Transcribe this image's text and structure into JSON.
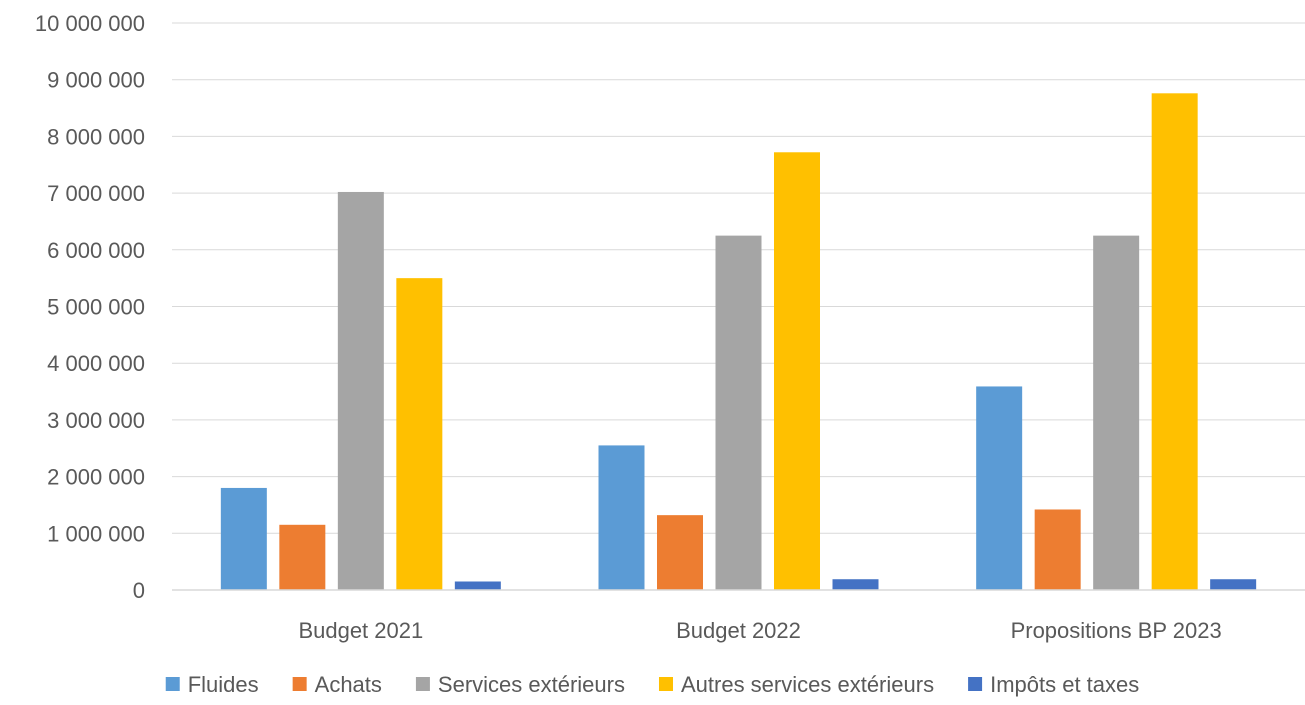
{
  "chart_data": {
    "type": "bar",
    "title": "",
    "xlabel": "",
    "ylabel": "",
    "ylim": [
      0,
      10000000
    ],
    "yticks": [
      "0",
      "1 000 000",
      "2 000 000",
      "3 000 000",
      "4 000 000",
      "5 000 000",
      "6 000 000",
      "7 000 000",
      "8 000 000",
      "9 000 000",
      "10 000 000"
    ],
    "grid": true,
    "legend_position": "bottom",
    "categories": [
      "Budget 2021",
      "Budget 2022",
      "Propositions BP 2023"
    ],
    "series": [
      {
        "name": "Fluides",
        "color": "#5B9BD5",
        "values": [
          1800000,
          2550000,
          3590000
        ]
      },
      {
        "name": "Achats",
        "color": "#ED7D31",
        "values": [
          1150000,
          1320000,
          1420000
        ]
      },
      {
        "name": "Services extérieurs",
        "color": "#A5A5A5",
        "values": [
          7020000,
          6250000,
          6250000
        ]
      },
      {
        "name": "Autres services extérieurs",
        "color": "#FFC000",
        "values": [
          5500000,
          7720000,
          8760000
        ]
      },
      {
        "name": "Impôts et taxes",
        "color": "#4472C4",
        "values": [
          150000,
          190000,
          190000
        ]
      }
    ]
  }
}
• • • • •
Isolate the lines that hold the word "extérieurs" and copy all of them.

### Response
        "name": "Services extérieurs",
        "name": "Autres services extérieurs",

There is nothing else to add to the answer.